• TASK PROMPT: Could you transcribe every record below exactly as written, leaving out any pictures?

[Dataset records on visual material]
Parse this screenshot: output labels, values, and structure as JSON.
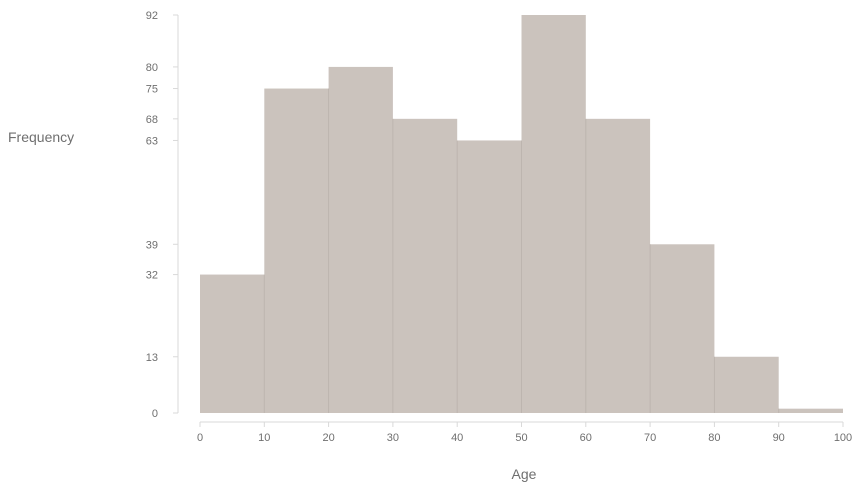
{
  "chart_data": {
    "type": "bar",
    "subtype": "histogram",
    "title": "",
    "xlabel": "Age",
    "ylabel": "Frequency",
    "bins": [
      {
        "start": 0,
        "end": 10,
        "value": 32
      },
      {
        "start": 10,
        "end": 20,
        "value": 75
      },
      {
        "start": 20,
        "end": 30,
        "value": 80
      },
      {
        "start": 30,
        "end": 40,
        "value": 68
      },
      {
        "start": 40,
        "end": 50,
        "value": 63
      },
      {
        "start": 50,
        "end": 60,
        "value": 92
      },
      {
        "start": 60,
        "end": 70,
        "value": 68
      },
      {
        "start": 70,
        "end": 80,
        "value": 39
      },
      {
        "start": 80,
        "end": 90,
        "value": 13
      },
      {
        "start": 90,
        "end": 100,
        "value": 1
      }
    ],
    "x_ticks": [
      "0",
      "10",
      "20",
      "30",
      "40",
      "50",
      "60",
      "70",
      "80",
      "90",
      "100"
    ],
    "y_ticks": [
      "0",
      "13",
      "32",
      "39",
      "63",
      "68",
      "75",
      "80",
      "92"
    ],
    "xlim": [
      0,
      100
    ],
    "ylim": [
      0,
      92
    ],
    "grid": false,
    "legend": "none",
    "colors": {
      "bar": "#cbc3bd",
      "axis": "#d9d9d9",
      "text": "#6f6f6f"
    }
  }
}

• SOLUTION FOR THIS TASK:
Parse this screenshot: output labels, values, and structure as JSON.
{
  "chart_data": {
    "type": "bar",
    "subtype": "histogram",
    "title": "",
    "xlabel": "Age",
    "ylabel": "Frequency",
    "bins": [
      {
        "start": 0,
        "end": 10,
        "value": 32
      },
      {
        "start": 10,
        "end": 20,
        "value": 75
      },
      {
        "start": 20,
        "end": 30,
        "value": 80
      },
      {
        "start": 30,
        "end": 40,
        "value": 68
      },
      {
        "start": 40,
        "end": 50,
        "value": 63
      },
      {
        "start": 50,
        "end": 60,
        "value": 92
      },
      {
        "start": 60,
        "end": 70,
        "value": 68
      },
      {
        "start": 70,
        "end": 80,
        "value": 39
      },
      {
        "start": 80,
        "end": 90,
        "value": 13
      },
      {
        "start": 90,
        "end": 100,
        "value": 1
      }
    ],
    "x_ticks": [
      "0",
      "10",
      "20",
      "30",
      "40",
      "50",
      "60",
      "70",
      "80",
      "90",
      "100"
    ],
    "y_ticks": [
      "0",
      "13",
      "32",
      "39",
      "63",
      "68",
      "75",
      "80",
      "92"
    ],
    "xlim": [
      0,
      100
    ],
    "ylim": [
      0,
      92
    ],
    "grid": false,
    "legend": "none",
    "colors": {
      "bar": "#cbc3bd",
      "axis": "#d9d9d9",
      "text": "#6f6f6f"
    }
  }
}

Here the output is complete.